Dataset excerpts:

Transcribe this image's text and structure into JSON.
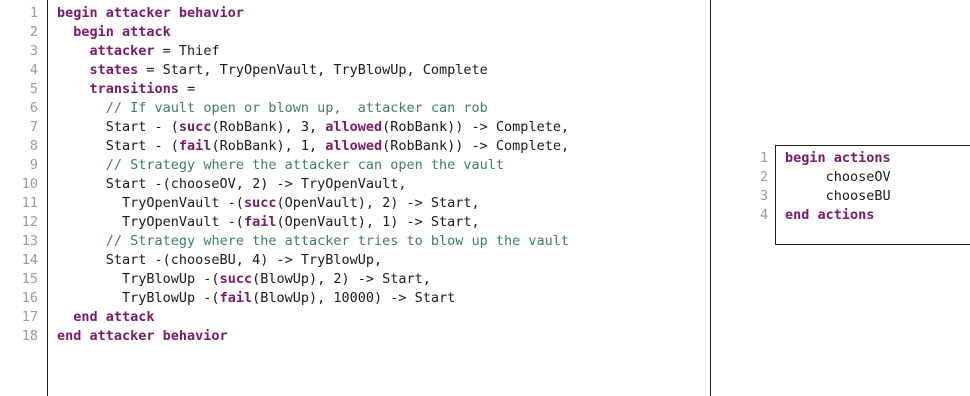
{
  "listings": [
    {
      "line_numbers": [
        "1",
        "2",
        "3",
        "4",
        "5",
        "6",
        "7",
        "8",
        "9",
        "10",
        "11",
        "12",
        "13",
        "14",
        "15",
        "16",
        "17",
        "18"
      ],
      "lines": [
        [
          {
            "t": "begin attacker behavior",
            "c": "kw"
          }
        ],
        [
          {
            "t": "  "
          },
          {
            "t": "begin attack",
            "c": "kw"
          }
        ],
        [
          {
            "t": "    "
          },
          {
            "t": "attacker",
            "c": "kw"
          },
          {
            "t": " = Thief"
          }
        ],
        [
          {
            "t": "    "
          },
          {
            "t": "states",
            "c": "kw"
          },
          {
            "t": " = Start, TryOpenVault, TryBlowUp, Complete"
          }
        ],
        [
          {
            "t": "    "
          },
          {
            "t": "transitions",
            "c": "kw"
          },
          {
            "t": " ="
          }
        ],
        [
          {
            "t": "      "
          },
          {
            "t": "// If vault open or blown up,  attacker can rob",
            "c": "cm"
          }
        ],
        [
          {
            "t": "      Start - ("
          },
          {
            "t": "succ",
            "c": "kw"
          },
          {
            "t": "(RobBank), 3, "
          },
          {
            "t": "allowed",
            "c": "kw"
          },
          {
            "t": "(RobBank)) -> Complete,"
          }
        ],
        [
          {
            "t": "      Start - ("
          },
          {
            "t": "fail",
            "c": "kw"
          },
          {
            "t": "(RobBank), 1, "
          },
          {
            "t": "allowed",
            "c": "kw"
          },
          {
            "t": "(RobBank)) -> Complete,"
          }
        ],
        [
          {
            "t": "      "
          },
          {
            "t": "// Strategy where the attacker can open the vault",
            "c": "cm"
          }
        ],
        [
          {
            "t": "      Start -(chooseOV, 2) -> TryOpenVault,"
          }
        ],
        [
          {
            "t": "        TryOpenVault -("
          },
          {
            "t": "succ",
            "c": "kw"
          },
          {
            "t": "(OpenVault), 2) -> Start,"
          }
        ],
        [
          {
            "t": "        TryOpenVault -("
          },
          {
            "t": "fail",
            "c": "kw"
          },
          {
            "t": "(OpenVault), 1) -> Start,"
          }
        ],
        [
          {
            "t": "      "
          },
          {
            "t": "// Strategy where the attacker tries to blow up the vault",
            "c": "cm"
          }
        ],
        [
          {
            "t": "      Start -(chooseBU, 4) -> TryBlowUp,"
          }
        ],
        [
          {
            "t": "        TryBlowUp -("
          },
          {
            "t": "succ",
            "c": "kw"
          },
          {
            "t": "(BlowUp), 2) -> Start,"
          }
        ],
        [
          {
            "t": "        TryBlowUp -("
          },
          {
            "t": "fail",
            "c": "kw"
          },
          {
            "t": "(BlowUp), 10000) -> Start"
          }
        ],
        [
          {
            "t": "  "
          },
          {
            "t": "end attack",
            "c": "kw"
          }
        ],
        [
          {
            "t": "end attacker behavior",
            "c": "kw"
          }
        ]
      ]
    },
    {
      "line_numbers": [
        "1",
        "2",
        "3",
        "4"
      ],
      "lines": [
        [
          {
            "t": "begin actions",
            "c": "kw"
          }
        ],
        [
          {
            "t": "     chooseOV"
          }
        ],
        [
          {
            "t": "     chooseBU"
          }
        ],
        [
          {
            "t": "end actions",
            "c": "kw"
          }
        ]
      ]
    }
  ]
}
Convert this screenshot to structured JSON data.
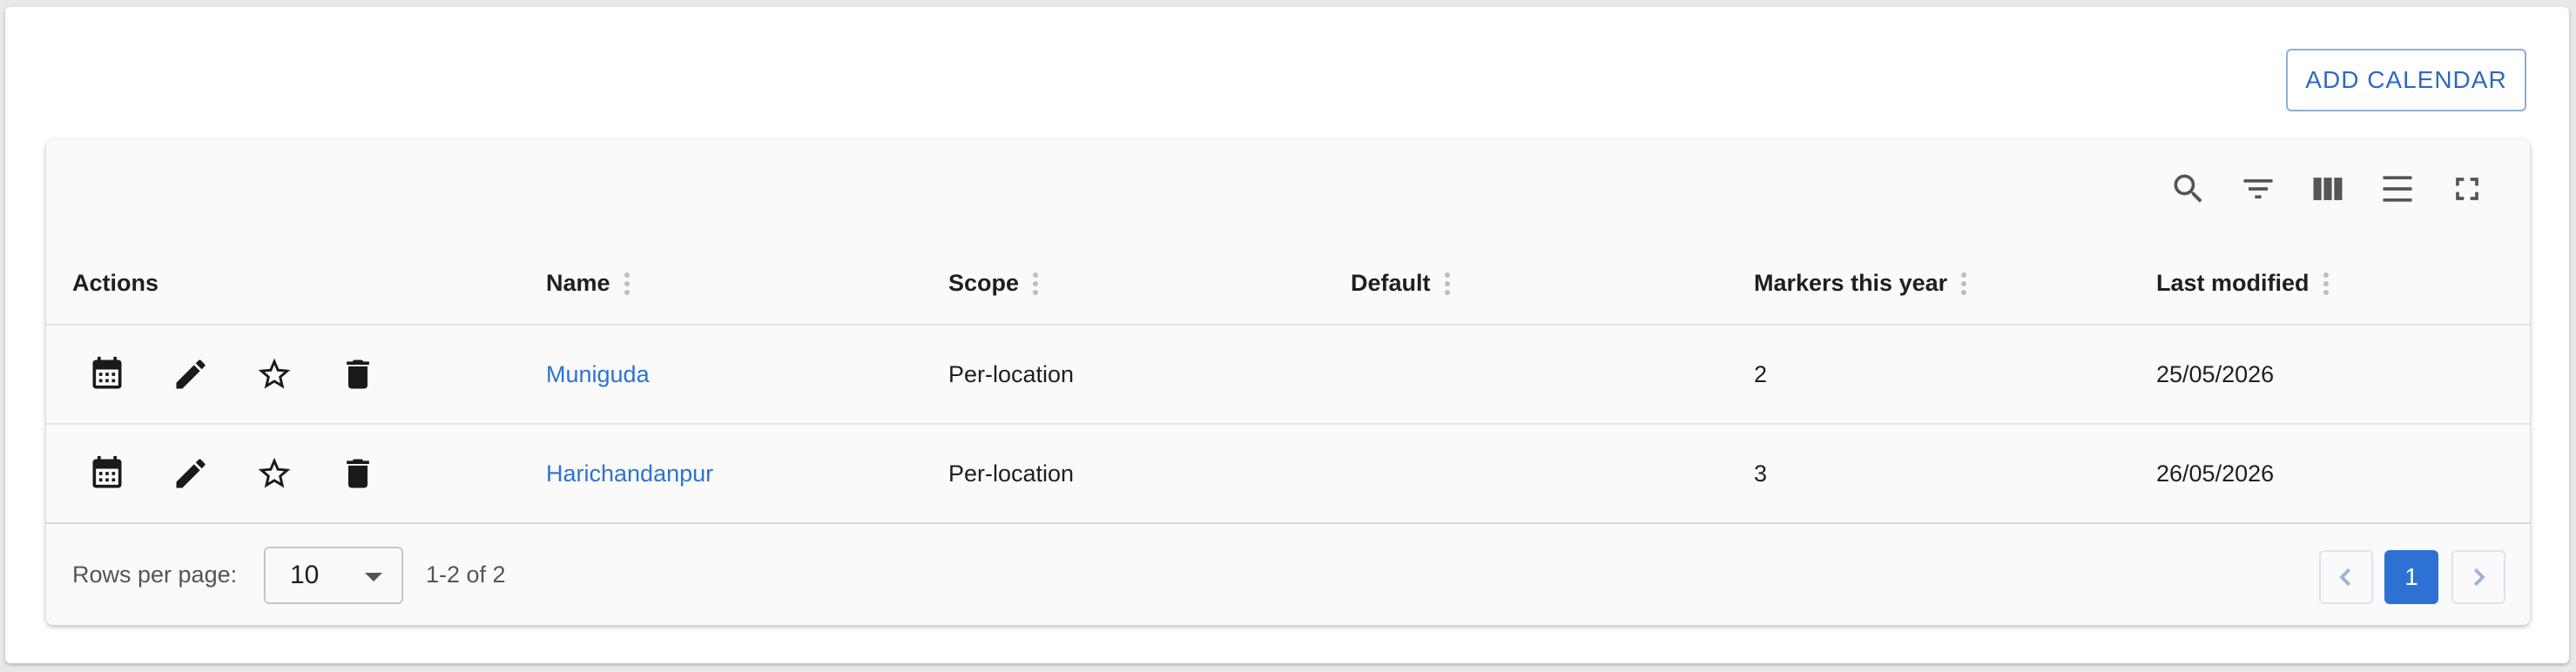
{
  "header": {
    "add_button": "ADD CALENDAR"
  },
  "toolbar": {
    "icons": [
      "search-icon",
      "filter-icon",
      "columns-icon",
      "density-icon",
      "fullscreen-icon"
    ]
  },
  "table": {
    "columns": [
      "Actions",
      "Name",
      "Scope",
      "Default",
      "Markers this year",
      "Last modified"
    ],
    "row_actions": [
      "calendar-icon",
      "edit-icon",
      "star-outline-icon",
      "delete-icon"
    ],
    "rows": [
      {
        "name": "Muniguda",
        "scope": "Per-location",
        "default": "",
        "markers": "2",
        "modified": "25/05/2026"
      },
      {
        "name": "Harichandanpur",
        "scope": "Per-location",
        "default": "",
        "markers": "3",
        "modified": "26/05/2026"
      }
    ]
  },
  "footer": {
    "rows_per_page_label": "Rows per page:",
    "rows_per_page_value": "10",
    "range_text": "1-2 of 2",
    "current_page": "1"
  },
  "colors": {
    "accent": "#2d72d2",
    "button_text": "#2d6ac0",
    "card_bg": "#fafafa"
  }
}
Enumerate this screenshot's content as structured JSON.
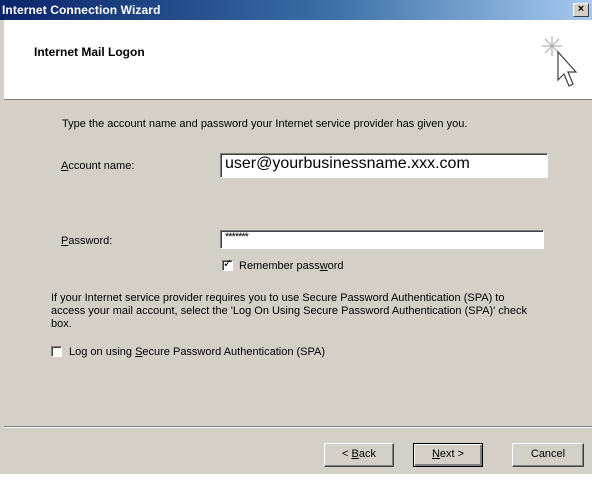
{
  "window": {
    "title": "Internet Connection Wizard",
    "close_glyph": "×"
  },
  "header": {
    "title": "Internet Mail Logon",
    "icon": "wizard-wand-cursor-icon"
  },
  "intro_text": "Type the account name and password your Internet service provider has given you.",
  "account": {
    "label_accel": "A",
    "label_rest": "ccount name:",
    "value": "user@yourbusinessname.xxx.com"
  },
  "password": {
    "label_accel": "P",
    "label_rest": "assword:",
    "value": "*******"
  },
  "remember": {
    "label_pre": "Remember pass",
    "label_accel": "w",
    "label_post": "ord",
    "checked": true,
    "mark": "✓"
  },
  "spa_paragraph": "If your Internet service provider requires you to use Secure Password Authentication (SPA) to access your mail account, select the 'Log On Using Secure Password Authentication (SPA)' check box.",
  "spa": {
    "label_pre": "Log on using ",
    "label_accel": "S",
    "label_post": "ecure Password Authentication (SPA)",
    "checked": false
  },
  "buttons": {
    "back_prefix": "< ",
    "back_accel": "B",
    "back_rest": "ack",
    "next_accel": "N",
    "next_rest": "ext >",
    "cancel": "Cancel"
  }
}
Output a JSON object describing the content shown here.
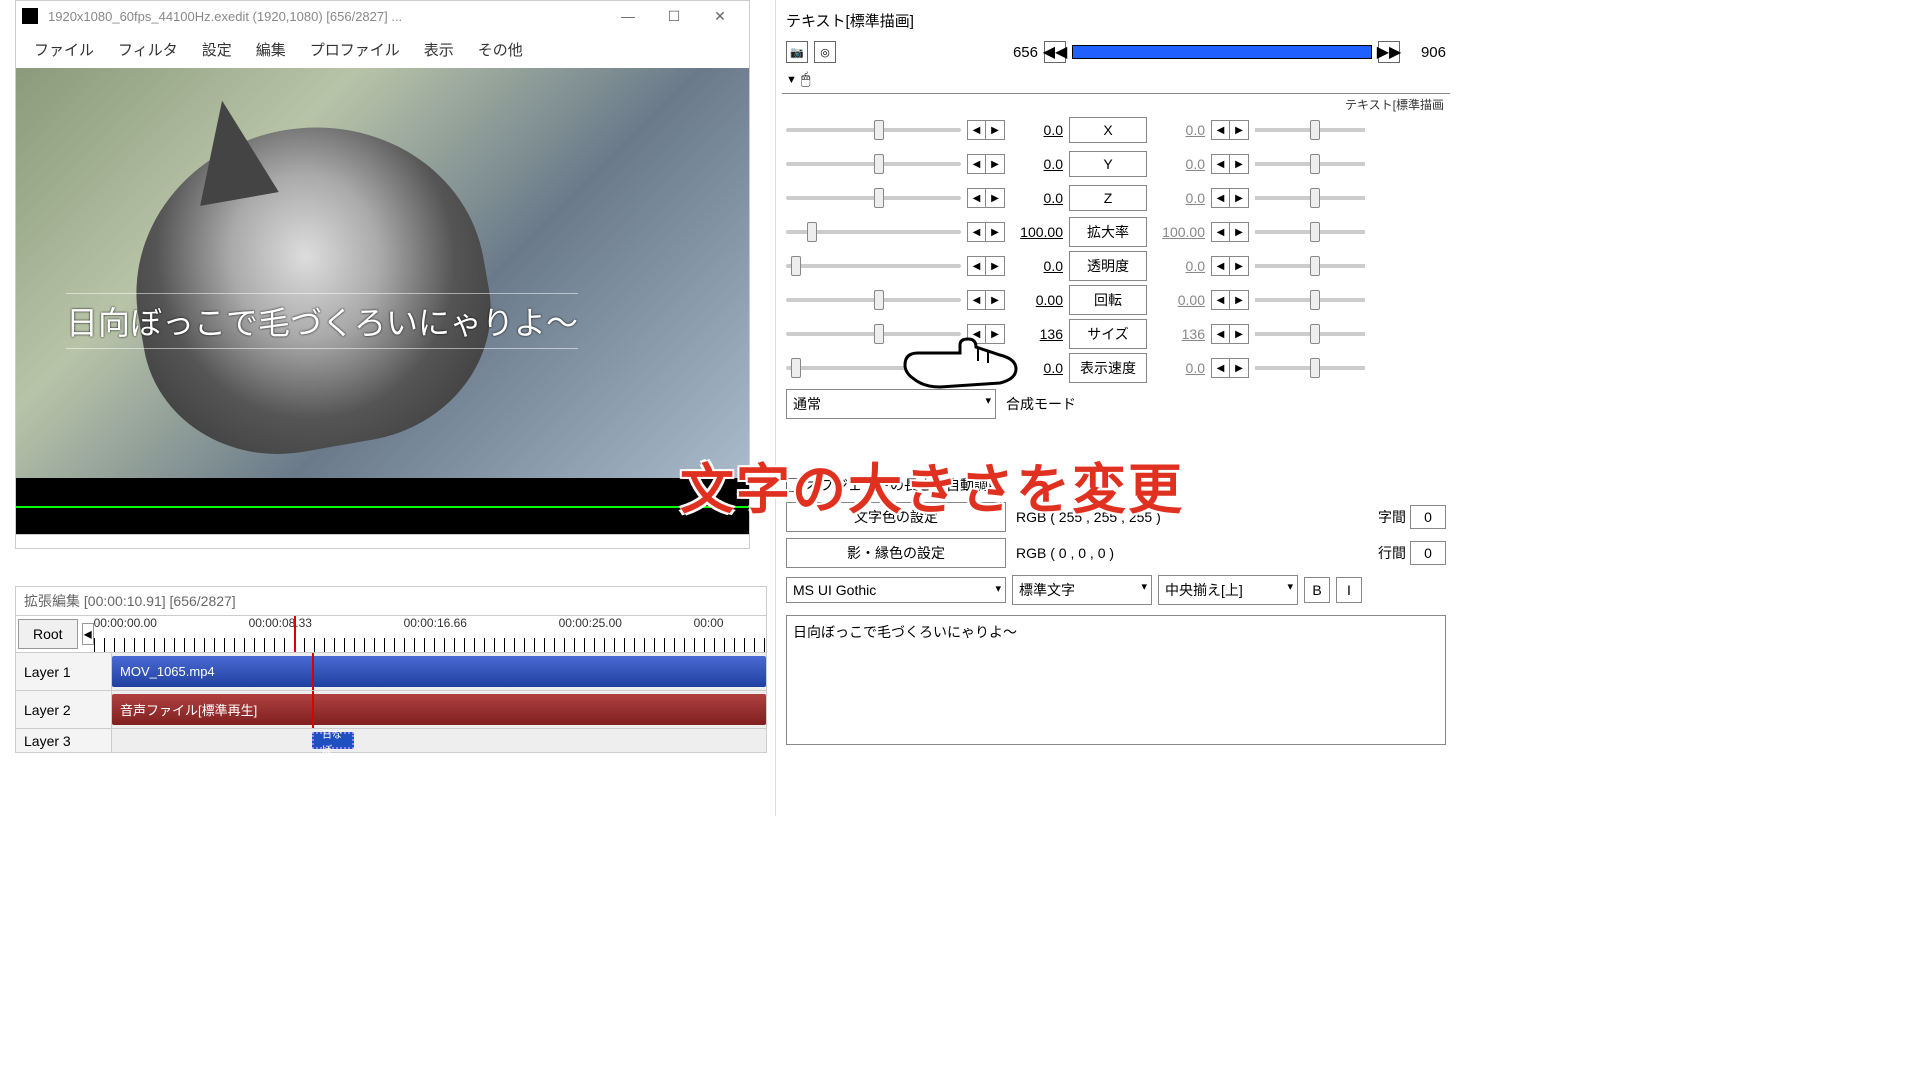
{
  "main_window": {
    "title": "1920x1080_60fps_44100Hz.exedit (1920,1080) [656/2827] ...",
    "menu": [
      "ファイル",
      "フィルタ",
      "設定",
      "編集",
      "プロファイル",
      "表示",
      "その他"
    ],
    "overlay_text": "日向ぼっこで毛づくろいにゃりよ〜"
  },
  "ext_edit": {
    "title": "拡張編集 [00:00:10.91] [656/2827]",
    "root": "Root",
    "times": [
      "00:00:00.00",
      "00:00:08.33",
      "00:00:16.66",
      "00:00:25.00",
      "00:00"
    ],
    "layers": [
      {
        "name": "Layer 1",
        "clip": "MOV_1065.mp4",
        "type": "video"
      },
      {
        "name": "Layer 2",
        "clip": "音声ファイル[標準再生]",
        "type": "audio"
      },
      {
        "name": "Layer 3",
        "clip": "日なぼ",
        "type": "text"
      }
    ]
  },
  "prop": {
    "title": "テキスト[標準描画]",
    "frame_start": "656",
    "frame_end": "906",
    "section": "テキスト[標準描画",
    "params": [
      {
        "label": "X",
        "v1": "0.0",
        "v2": "0.0",
        "pos": 50
      },
      {
        "label": "Y",
        "v1": "0.0",
        "v2": "0.0",
        "pos": 50
      },
      {
        "label": "Z",
        "v1": "0.0",
        "v2": "0.0",
        "pos": 50
      },
      {
        "label": "拡大率",
        "v1": "100.00",
        "v2": "100.00",
        "pos": 12
      },
      {
        "label": "透明度",
        "v1": "0.0",
        "v2": "0.0",
        "pos": 3
      },
      {
        "label": "回転",
        "v1": "0.00",
        "v2": "0.00",
        "pos": 50
      },
      {
        "label": "サイズ",
        "v1": "136",
        "v2": "136",
        "pos": 50,
        "highlight": true
      },
      {
        "label": "表示速度",
        "v1": "0.0",
        "v2": "0.0",
        "pos": 3
      }
    ],
    "blend_mode": "通常",
    "blend_label": "合成モード",
    "auto_length": "オブジェクトの長さを自動調節",
    "text_color_btn": "文字色の設定",
    "text_color_val": "RGB ( 255 , 255 , 255 )",
    "shadow_color_btn": "影・縁色の設定",
    "shadow_color_val": "RGB ( 0 , 0 , 0 )",
    "spacing_char_label": "字間",
    "spacing_char": "0",
    "spacing_line_label": "行間",
    "spacing_line": "0",
    "font": "MS UI Gothic",
    "style": "標準文字",
    "align": "中央揃え[上]",
    "bold": "B",
    "italic": "I",
    "text_content": "日向ぼっこで毛づくろいにゃりよ〜"
  },
  "annotation": "文字の大きさを変更"
}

> **WRITTEN INSTRUCTION**:
Collect the lines of the data that carry the word "attacker".

> **COMPLETED TASK**:
            "t": "begin attacker behavior",
            "t": "attacker",
            "t": "// If vault open or blown up,  attacker can rob",
            "t": "// Strategy where the attacker can open the vault",
            "t": "// Strategy where the attacker tries to blow up the vault",
            "t": "end attacker behavior",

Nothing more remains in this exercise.